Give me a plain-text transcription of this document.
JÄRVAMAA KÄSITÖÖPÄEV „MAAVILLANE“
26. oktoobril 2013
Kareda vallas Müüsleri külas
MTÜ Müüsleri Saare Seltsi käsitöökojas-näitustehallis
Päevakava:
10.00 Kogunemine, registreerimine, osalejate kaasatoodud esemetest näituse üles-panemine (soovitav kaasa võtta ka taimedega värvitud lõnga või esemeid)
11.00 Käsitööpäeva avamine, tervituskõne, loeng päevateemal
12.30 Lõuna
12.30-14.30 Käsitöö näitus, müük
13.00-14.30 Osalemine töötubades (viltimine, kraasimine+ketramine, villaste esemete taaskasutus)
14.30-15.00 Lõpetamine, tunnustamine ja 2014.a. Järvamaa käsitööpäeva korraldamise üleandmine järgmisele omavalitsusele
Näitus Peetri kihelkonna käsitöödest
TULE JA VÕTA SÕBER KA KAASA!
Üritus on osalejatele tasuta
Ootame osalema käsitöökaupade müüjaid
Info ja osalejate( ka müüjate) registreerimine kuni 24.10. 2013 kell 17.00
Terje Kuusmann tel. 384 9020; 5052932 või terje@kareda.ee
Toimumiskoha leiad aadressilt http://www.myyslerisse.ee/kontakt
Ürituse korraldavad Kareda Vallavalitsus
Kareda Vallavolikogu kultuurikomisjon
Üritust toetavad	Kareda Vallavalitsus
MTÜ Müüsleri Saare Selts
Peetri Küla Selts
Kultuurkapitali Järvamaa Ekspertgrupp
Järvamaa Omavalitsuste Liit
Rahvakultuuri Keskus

****************************************

- **Goal**: Repeat every line of the data, exactly and in full.

- **Task response**:
Give me a plain-text transcription of this document.
JÄRVAMAA KÄSITÖÖPÄEV „MAAVILLANE“
26. oktoobril 2013
Kareda vallas Müüsleri külas
MTÜ Müüsleri Saare Seltsi käsitöökojas-näitustehallis
Päevakava:
10.00 Kogunemine, registreerimine, osalejate kaasatoodud esemetest näituse üles-panemine (soovitav kaasa võtta ka taimedega värvitud lõnga või esemeid)
11.00 Käsitööpäeva avamine, tervituskõne, loeng päevateemal
12.30 Lõuna
12.30-14.30 Käsitöö näitus, müük
13.00-14.30 Osalemine töötubades (viltimine, kraasimine+ketramine, villaste esemete taaskasutus)
14.30-15.00 Lõpetamine, tunnustamine ja 2014.a. Järvamaa käsitööpäeva korraldamise üleandmine järgmisele omavalitsusele
Näitus Peetri kihelkonna käsitöödest
TULE JA VÕTA SÕBER KA KAASA!
Üritus on osalejatele tasuta
Ootame osalema käsitöökaupade müüjaid
Info ja osalejate( ka müüjate) registreerimine kuni 24.10. 2013 kell 17.00
Terje Kuusmann tel. 384 9020; 5052932 või terje@kareda.ee
Toimumiskoha leiad aadressilt http://www.myyslerisse.ee/kontakt
Ürituse korraldavad Kareda Vallavalitsus
Kareda Vallavolikogu kultuurikomisjon
Üritust toetavad	Kareda Vallavalitsus
MTÜ Müüsleri Saare Selts
Peetri Küla Selts
Kultuurkapitali Järvamaa Ekspertgrupp
Järvamaa Omavalitsuste Liit
Rahvakultuuri Keskus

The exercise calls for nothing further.